**OBJECTIVE:**
Quote the whole listing word for word. Do not include the pictures.

◇ ◇ ◇

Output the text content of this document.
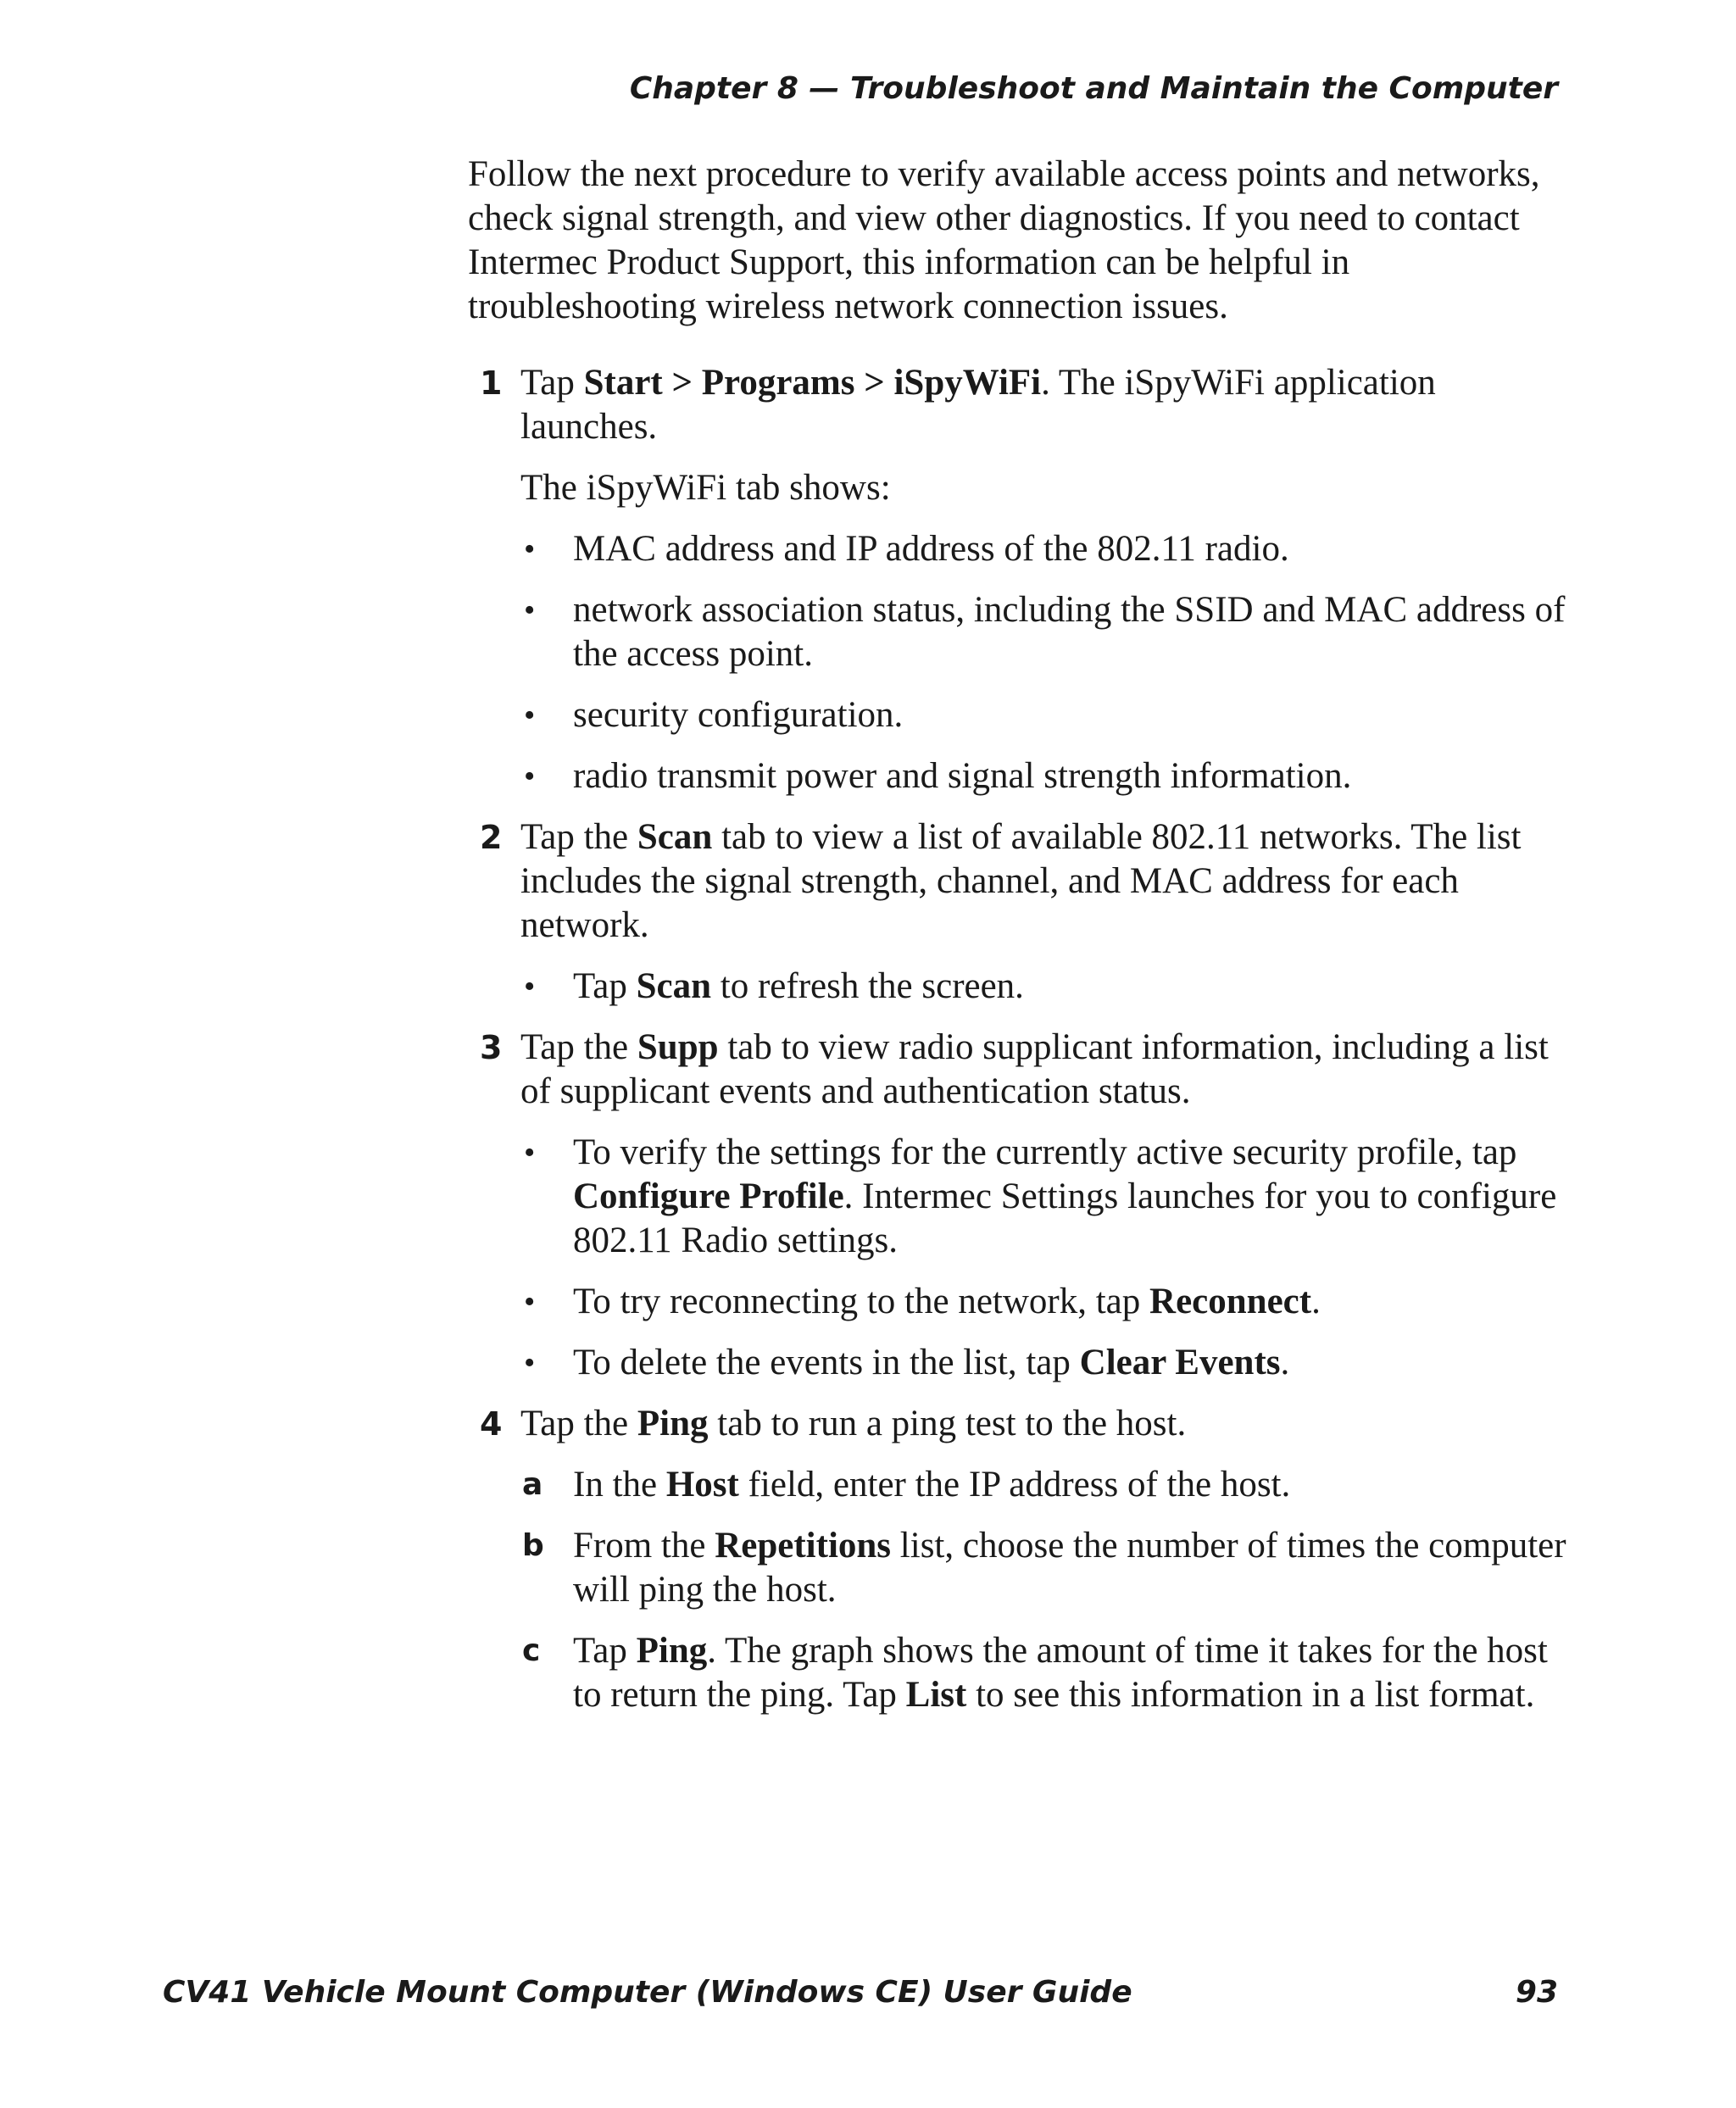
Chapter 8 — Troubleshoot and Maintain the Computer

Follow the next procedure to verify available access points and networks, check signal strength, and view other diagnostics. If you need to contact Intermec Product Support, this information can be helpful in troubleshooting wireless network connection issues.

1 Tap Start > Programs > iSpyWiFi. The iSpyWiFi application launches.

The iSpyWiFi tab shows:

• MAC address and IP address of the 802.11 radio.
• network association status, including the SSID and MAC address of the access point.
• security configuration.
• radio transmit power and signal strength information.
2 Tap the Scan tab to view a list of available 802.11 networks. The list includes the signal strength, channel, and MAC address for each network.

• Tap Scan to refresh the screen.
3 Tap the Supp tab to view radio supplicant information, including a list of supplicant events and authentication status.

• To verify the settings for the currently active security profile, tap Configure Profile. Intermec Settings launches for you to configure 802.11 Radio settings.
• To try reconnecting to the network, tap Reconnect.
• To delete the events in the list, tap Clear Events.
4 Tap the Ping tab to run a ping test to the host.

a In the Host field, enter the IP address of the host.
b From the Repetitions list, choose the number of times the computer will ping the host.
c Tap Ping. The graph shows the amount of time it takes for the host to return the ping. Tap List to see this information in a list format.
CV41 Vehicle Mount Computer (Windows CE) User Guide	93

◇ ◇ ◇

**OUTPUT:**
Output the text content of this document.
Chapter 8 — Troubleshoot and Maintain the Computer

Follow the next procedure to verify available access points and networks, check signal strength, and view other diagnostics. If you need to contact Intermec Product Support, this information can be helpful in troubleshooting wireless network connection issues.

1 Tap Start > Programs > iSpyWiFi. The iSpyWiFi application launches.

The iSpyWiFi tab shows:

• MAC address and IP address of the 802.11 radio.
• network association status, including the SSID and MAC address of the access point.
• security configuration.
• radio transmit power and signal strength information.
2 Tap the Scan tab to view a list of available 802.11 networks. The list includes the signal strength, channel, and MAC address for each network.

• Tap Scan to refresh the screen.
3 Tap the Supp tab to view radio supplicant information, including a list of supplicant events and authentication status.

• To verify the settings for the currently active security profile, tap Configure Profile. Intermec Settings launches for you to configure 802.11 Radio settings.
• To try reconnecting to the network, tap Reconnect.
• To delete the events in the list, tap Clear Events.
4 Tap the Ping tab to run a ping test to the host.

a In the Host field, enter the IP address of the host.
b From the Repetitions list, choose the number of times the computer will ping the host.
c Tap Ping. The graph shows the amount of time it takes for the host to return the ping. Tap List to see this information in a list format.
CV41 Vehicle Mount Computer (Windows CE) User Guide	93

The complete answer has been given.